>> begin DATA SECTION

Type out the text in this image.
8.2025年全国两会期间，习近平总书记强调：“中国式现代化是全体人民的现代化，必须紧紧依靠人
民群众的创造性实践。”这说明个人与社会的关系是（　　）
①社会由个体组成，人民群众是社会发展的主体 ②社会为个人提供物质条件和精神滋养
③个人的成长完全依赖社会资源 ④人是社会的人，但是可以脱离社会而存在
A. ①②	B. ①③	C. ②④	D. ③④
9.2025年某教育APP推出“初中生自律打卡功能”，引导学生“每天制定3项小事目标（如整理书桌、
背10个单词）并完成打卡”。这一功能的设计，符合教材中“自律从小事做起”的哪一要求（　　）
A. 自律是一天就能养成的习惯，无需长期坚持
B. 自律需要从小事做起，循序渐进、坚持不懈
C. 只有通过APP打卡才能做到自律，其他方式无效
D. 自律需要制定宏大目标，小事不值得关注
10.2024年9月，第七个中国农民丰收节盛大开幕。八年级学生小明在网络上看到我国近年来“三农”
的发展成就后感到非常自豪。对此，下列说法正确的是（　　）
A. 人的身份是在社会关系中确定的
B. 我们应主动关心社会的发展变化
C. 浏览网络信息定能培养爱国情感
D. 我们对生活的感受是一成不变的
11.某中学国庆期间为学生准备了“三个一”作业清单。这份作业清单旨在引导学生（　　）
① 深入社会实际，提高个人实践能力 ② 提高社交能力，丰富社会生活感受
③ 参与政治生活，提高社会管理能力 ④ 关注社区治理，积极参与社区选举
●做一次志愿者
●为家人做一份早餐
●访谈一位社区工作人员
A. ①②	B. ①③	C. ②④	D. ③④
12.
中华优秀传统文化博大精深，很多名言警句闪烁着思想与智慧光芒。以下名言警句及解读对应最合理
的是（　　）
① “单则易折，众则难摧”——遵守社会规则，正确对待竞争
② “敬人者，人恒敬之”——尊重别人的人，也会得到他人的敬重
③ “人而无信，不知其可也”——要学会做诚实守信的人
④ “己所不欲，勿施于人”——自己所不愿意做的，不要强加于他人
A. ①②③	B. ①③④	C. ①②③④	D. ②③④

>> end DATA SECTION
>> begin DATA SECTION

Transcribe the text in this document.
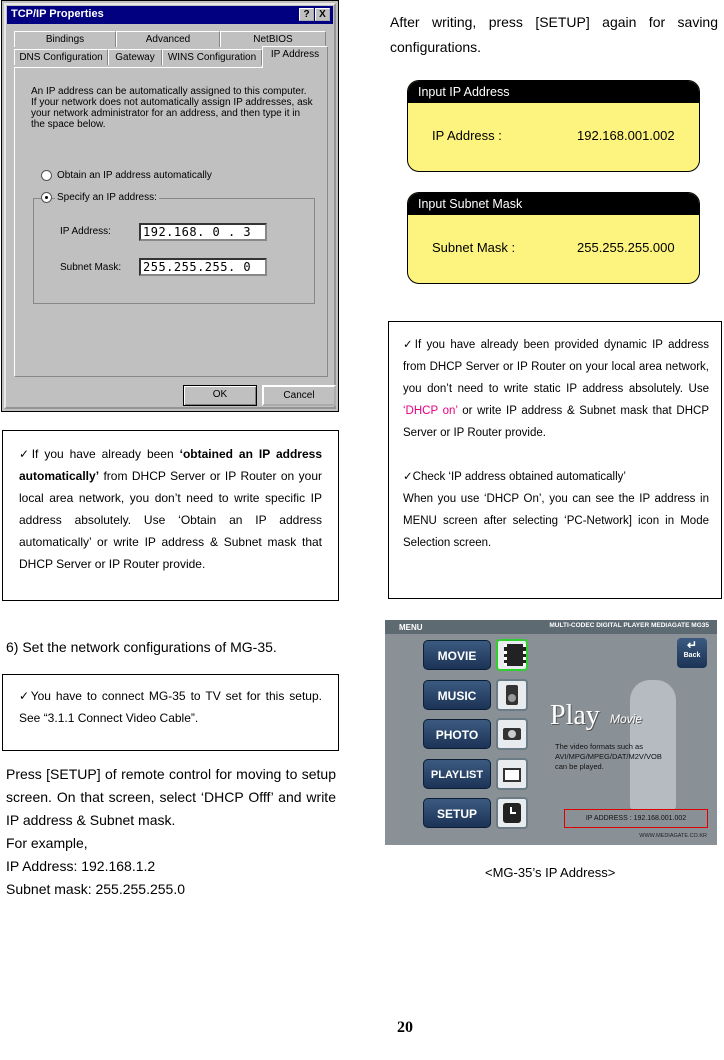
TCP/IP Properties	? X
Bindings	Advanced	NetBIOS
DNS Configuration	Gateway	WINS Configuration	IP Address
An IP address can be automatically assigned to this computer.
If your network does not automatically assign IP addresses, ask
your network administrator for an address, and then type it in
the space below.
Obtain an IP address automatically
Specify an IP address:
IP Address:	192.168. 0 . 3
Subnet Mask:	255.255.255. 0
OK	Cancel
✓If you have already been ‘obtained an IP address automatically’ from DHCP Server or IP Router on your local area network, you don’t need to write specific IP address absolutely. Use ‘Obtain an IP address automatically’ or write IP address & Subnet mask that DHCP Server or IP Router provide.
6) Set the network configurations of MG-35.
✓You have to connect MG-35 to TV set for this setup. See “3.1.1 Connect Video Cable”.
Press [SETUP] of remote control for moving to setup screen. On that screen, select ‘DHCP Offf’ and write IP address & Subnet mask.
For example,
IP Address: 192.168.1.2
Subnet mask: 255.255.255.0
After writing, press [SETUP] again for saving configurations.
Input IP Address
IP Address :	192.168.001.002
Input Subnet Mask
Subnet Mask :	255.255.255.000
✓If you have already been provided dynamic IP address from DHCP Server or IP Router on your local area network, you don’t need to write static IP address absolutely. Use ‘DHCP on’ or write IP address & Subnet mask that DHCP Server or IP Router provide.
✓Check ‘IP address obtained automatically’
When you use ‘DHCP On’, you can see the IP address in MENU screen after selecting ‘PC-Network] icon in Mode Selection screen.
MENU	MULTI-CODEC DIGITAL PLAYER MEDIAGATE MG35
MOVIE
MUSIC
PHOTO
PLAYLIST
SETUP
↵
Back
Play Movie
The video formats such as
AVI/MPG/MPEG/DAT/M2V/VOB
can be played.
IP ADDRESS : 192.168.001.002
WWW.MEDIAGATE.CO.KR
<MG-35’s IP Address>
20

>> end DATA SECTION
>> begin DATA SECTION

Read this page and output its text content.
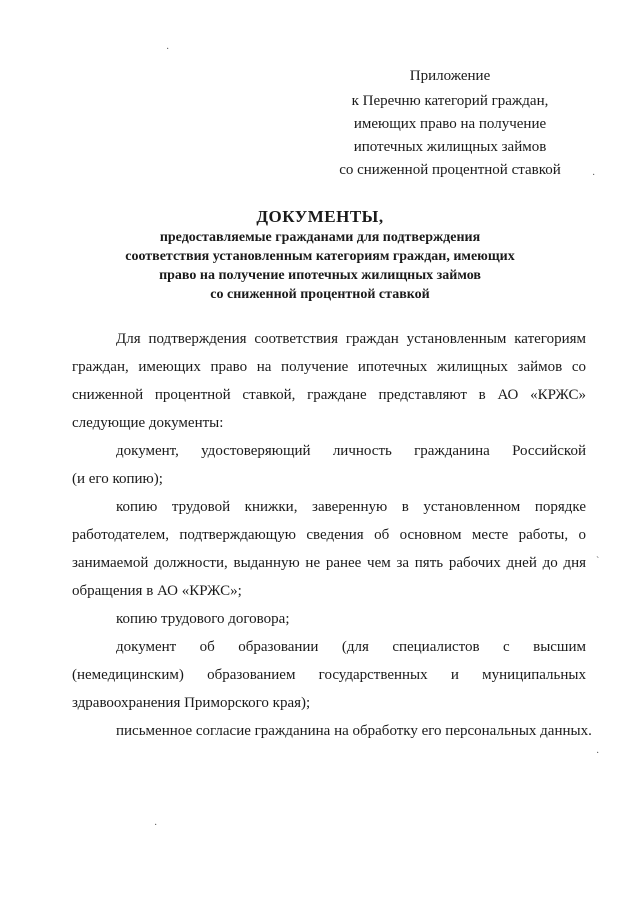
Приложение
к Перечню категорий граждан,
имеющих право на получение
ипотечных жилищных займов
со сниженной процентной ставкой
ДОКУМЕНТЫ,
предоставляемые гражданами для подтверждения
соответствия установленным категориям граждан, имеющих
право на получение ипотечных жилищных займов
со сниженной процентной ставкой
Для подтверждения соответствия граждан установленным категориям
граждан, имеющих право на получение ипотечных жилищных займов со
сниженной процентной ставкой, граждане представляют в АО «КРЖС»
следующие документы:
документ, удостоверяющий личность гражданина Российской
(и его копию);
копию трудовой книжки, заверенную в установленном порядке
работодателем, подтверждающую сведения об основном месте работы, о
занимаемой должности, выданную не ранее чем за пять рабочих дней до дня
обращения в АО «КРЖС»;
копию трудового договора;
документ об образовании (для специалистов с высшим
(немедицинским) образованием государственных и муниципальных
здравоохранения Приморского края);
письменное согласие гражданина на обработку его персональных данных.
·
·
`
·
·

>> end DATA SECTION

## [THE PROBLEM]
Gather each line holding the string "займов".

## [RESPONSE FOR THIS EXERCISE]
ипотечных жилищных займов
право на получение ипотечных жилищных займов
граждан, имеющих право на получение ипотечных жилищных займов со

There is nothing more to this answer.